=== OBJECTIVE ===
Determine how many lines contain the string "price". Reply with that figure and nothing else.

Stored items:
+++
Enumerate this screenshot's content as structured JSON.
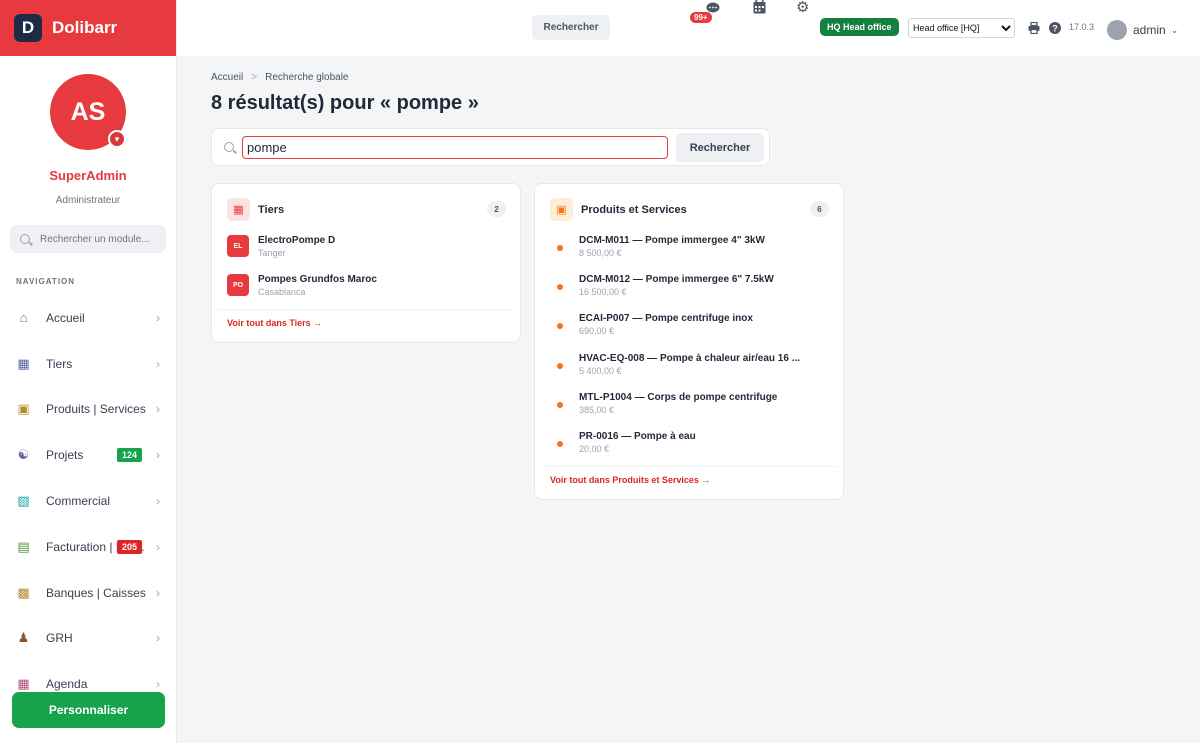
{
  "app": {
    "name": "Dolibarr",
    "logo_letter": "D"
  },
  "user": {
    "initials": "AS",
    "name": "SuperAdmin",
    "role": "Administrateur",
    "menu_label": "admin"
  },
  "sidebar": {
    "search_placeholder": "Rechercher un module...",
    "nav_title": "NAVIGATION",
    "items": [
      {
        "label": "Accueil",
        "icon": "home-icon"
      },
      {
        "label": "Tiers",
        "icon": "building-icon"
      },
      {
        "label": "Produits | Services",
        "icon": "box-icon"
      },
      {
        "label": "Projets",
        "icon": "project-icon",
        "badge": "124",
        "badge_color": "#16a34a"
      },
      {
        "label": "Commercial",
        "icon": "briefcase-icon"
      },
      {
        "label": "Facturation | Paiement",
        "icon": "invoice-icon",
        "badge": "205",
        "badge_color": "#dc2626"
      },
      {
        "label": "Banques | Caisses",
        "icon": "bank-icon"
      },
      {
        "label": "GRH",
        "icon": "user-tie-icon"
      },
      {
        "label": "Agenda",
        "icon": "calendar-icon"
      }
    ],
    "personalize_label": "Personnaliser"
  },
  "topbar": {
    "search_label": "Rechercher",
    "notification_count": "99+",
    "entity_badge": "HQ Head office",
    "entity_select_value": "Head office [HQ]",
    "version": "17.0.3"
  },
  "breadcrumb": {
    "home": "Accueil",
    "separator": ">",
    "current": "Recherche globale"
  },
  "page_title": "8 résultat(s) pour « pompe »",
  "search": {
    "value": "pompe",
    "button_label": "Rechercher"
  },
  "tiers_card": {
    "title": "Tiers",
    "count": "2",
    "items": [
      {
        "initials": "EL",
        "name": "ElectroPompe D",
        "city": "Tanger"
      },
      {
        "initials": "PO",
        "name": "Pompes Grundfos Maroc",
        "city": "Casablanca"
      }
    ],
    "link": "Voir tout dans Tiers →"
  },
  "products_card": {
    "title": "Produits et Services",
    "count": "6",
    "items": [
      {
        "name": "DCM-M011 — Pompe immergee 4\" 3kW",
        "price": "8 500,00 €"
      },
      {
        "name": "DCM-M012 — Pompe immergee 6\" 7.5kW",
        "price": "16 500,00 €"
      },
      {
        "name": "ECAI-P007 — Pompe centrifuge inox",
        "price": "690,00 €"
      },
      {
        "name": "HVAC-EQ-008 — Pompe à chaleur air/eau 16 ...",
        "price": "5 400,00 €"
      },
      {
        "name": "MTL-P1004 — Corps de pompe centrifuge",
        "price": "385,00 €"
      },
      {
        "name": "PR-0016 — Pompe à eau",
        "price": "20,00 €"
      }
    ],
    "link": "Voir tout dans Produits et Services →"
  },
  "colors": {
    "brand": "#e63a3f",
    "success": "#16a34a",
    "accent_orange": "#f97316"
  }
}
+++
=== RESULT ===
6